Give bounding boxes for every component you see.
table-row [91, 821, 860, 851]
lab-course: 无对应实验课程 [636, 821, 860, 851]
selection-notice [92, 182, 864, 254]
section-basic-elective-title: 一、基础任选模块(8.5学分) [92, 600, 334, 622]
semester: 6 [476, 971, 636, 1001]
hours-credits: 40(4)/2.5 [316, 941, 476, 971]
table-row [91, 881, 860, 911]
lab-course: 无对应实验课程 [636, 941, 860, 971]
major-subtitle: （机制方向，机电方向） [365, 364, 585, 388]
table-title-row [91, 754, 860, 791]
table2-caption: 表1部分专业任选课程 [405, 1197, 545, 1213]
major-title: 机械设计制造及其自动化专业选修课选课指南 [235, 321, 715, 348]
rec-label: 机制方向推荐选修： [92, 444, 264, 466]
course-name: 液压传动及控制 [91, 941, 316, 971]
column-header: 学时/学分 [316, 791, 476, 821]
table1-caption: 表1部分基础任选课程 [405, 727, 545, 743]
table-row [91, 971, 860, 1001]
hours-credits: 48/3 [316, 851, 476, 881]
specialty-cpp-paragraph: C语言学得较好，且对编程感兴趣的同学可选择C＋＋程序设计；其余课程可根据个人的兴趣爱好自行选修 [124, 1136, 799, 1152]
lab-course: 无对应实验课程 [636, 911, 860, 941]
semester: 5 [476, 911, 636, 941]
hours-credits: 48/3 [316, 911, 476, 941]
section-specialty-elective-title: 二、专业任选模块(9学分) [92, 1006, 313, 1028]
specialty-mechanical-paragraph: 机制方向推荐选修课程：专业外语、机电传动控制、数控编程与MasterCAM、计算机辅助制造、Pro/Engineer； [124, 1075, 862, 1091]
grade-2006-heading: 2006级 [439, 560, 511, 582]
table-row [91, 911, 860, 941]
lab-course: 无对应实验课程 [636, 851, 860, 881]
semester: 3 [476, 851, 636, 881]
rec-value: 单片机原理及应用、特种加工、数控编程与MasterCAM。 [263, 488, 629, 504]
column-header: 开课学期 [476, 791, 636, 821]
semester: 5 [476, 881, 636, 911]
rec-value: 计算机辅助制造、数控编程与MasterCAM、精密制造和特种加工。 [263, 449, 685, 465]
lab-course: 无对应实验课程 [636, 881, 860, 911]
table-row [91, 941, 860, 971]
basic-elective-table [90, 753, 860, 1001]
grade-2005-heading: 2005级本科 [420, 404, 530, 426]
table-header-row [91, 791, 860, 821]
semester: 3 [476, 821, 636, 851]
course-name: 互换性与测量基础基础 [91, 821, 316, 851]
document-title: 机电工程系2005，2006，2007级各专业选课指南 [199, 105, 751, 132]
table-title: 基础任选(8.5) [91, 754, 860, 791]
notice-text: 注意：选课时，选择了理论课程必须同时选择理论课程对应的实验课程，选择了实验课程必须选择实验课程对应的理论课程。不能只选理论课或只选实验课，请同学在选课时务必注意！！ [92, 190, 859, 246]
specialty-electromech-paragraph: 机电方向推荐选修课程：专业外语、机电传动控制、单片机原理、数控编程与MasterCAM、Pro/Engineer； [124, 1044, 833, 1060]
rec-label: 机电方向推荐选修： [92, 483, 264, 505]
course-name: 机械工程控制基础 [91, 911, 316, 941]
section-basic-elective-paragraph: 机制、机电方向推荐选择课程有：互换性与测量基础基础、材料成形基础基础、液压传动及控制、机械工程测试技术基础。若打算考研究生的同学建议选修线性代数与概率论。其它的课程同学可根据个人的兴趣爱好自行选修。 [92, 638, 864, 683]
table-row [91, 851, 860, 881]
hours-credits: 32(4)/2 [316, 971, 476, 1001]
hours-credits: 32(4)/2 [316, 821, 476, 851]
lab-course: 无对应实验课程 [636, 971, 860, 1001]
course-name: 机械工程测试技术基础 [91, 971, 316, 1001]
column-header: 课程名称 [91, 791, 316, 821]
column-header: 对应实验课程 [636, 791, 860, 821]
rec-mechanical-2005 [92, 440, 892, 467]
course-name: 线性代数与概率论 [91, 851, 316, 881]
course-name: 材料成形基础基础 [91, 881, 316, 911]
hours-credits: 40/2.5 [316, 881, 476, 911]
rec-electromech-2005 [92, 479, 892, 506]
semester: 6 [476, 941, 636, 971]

_CHALLENGE_. Reproduce every line of the records above without any change.

_ANSWER_.
Give bounding boxes for every component you see.
table-row [91, 821, 860, 851]
lab-course: 无对应实验课程 [636, 821, 860, 851]
selection-notice [92, 182, 864, 254]
section-basic-elective-title: 一、基础任选模块(8.5学分) [92, 600, 334, 622]
semester: 6 [476, 971, 636, 1001]
hours-credits: 40(4)/2.5 [316, 941, 476, 971]
table-row [91, 881, 860, 911]
lab-course: 无对应实验课程 [636, 941, 860, 971]
major-subtitle: （机制方向，机电方向） [365, 364, 585, 388]
table-title-row [91, 754, 860, 791]
table2-caption: 表1部分专业任选课程 [405, 1197, 545, 1213]
major-title: 机械设计制造及其自动化专业选修课选课指南 [235, 321, 715, 348]
rec-label: 机制方向推荐选修： [92, 444, 264, 466]
course-name: 液压传动及控制 [91, 941, 316, 971]
column-header: 学时/学分 [316, 791, 476, 821]
table1-caption: 表1部分基础任选课程 [405, 727, 545, 743]
table-row [91, 971, 860, 1001]
hours-credits: 48/3 [316, 851, 476, 881]
specialty-cpp-paragraph: C语言学得较好，且对编程感兴趣的同学可选择C＋＋程序设计；其余课程可根据个人的兴趣爱好自行选修 [124, 1136, 799, 1152]
lab-course: 无对应实验课程 [636, 911, 860, 941]
semester: 5 [476, 911, 636, 941]
hours-credits: 48/3 [316, 911, 476, 941]
section-specialty-elective-title: 二、专业任选模块(9学分) [92, 1006, 313, 1028]
specialty-mechanical-paragraph: 机制方向推荐选修课程：专业外语、机电传动控制、数控编程与MasterCAM、计算机辅助制造、Pro/Engineer； [124, 1075, 862, 1091]
grade-2006-heading: 2006级 [439, 560, 511, 582]
table-row [91, 911, 860, 941]
lab-course: 无对应实验课程 [636, 851, 860, 881]
semester: 3 [476, 851, 636, 881]
rec-value: 单片机原理及应用、特种加工、数控编程与MasterCAM。 [263, 488, 629, 504]
column-header: 开课学期 [476, 791, 636, 821]
semester: 5 [476, 881, 636, 911]
rec-value: 计算机辅助制造、数控编程与MasterCAM、精密制造和特种加工。 [263, 449, 685, 465]
lab-course: 无对应实验课程 [636, 881, 860, 911]
table-row [91, 941, 860, 971]
basic-elective-table [90, 753, 860, 1001]
grade-2005-heading: 2005级本科 [420, 404, 530, 426]
table-header-row [91, 791, 860, 821]
semester: 3 [476, 821, 636, 851]
course-name: 互换性与测量基础基础 [91, 821, 316, 851]
document-title: 机电工程系2005，2006，2007级各专业选课指南 [199, 105, 751, 132]
table-title: 基础任选(8.5) [91, 754, 860, 791]
notice-text: 注意：选课时，选择了理论课程必须同时选择理论课程对应的实验课程，选择了实验课程必须选择实验课程对应的理论课程。不能只选理论课或只选实验课，请同学在选课时务必注意！！ [92, 190, 859, 246]
specialty-electromech-paragraph: 机电方向推荐选修课程：专业外语、机电传动控制、单片机原理、数控编程与MasterCAM、Pro/Engineer； [124, 1044, 833, 1060]
rec-label: 机电方向推荐选修： [92, 483, 264, 505]
course-name: 机械工程控制基础 [91, 911, 316, 941]
section-basic-elective-paragraph: 机制、机电方向推荐选择课程有：互换性与测量基础基础、材料成形基础基础、液压传动及控制、机械工程测试技术基础。若打算考研究生的同学建议选修线性代数与概率论。其它的课程同学可根据个人的兴趣爱好自行选修。 [92, 638, 864, 683]
table-row [91, 851, 860, 881]
hours-credits: 32(4)/2 [316, 971, 476, 1001]
hours-credits: 32(4)/2 [316, 821, 476, 851]
lab-course: 无对应实验课程 [636, 971, 860, 1001]
course-name: 机械工程测试技术基础 [91, 971, 316, 1001]
column-header: 课程名称 [91, 791, 316, 821]
column-header: 对应实验课程 [636, 791, 860, 821]
rec-mechanical-2005 [92, 440, 892, 467]
course-name: 线性代数与概率论 [91, 851, 316, 881]
course-name: 材料成形基础基础 [91, 881, 316, 911]
hours-credits: 40/2.5 [316, 881, 476, 911]
rec-electromech-2005 [92, 479, 892, 506]
semester: 6 [476, 941, 636, 971]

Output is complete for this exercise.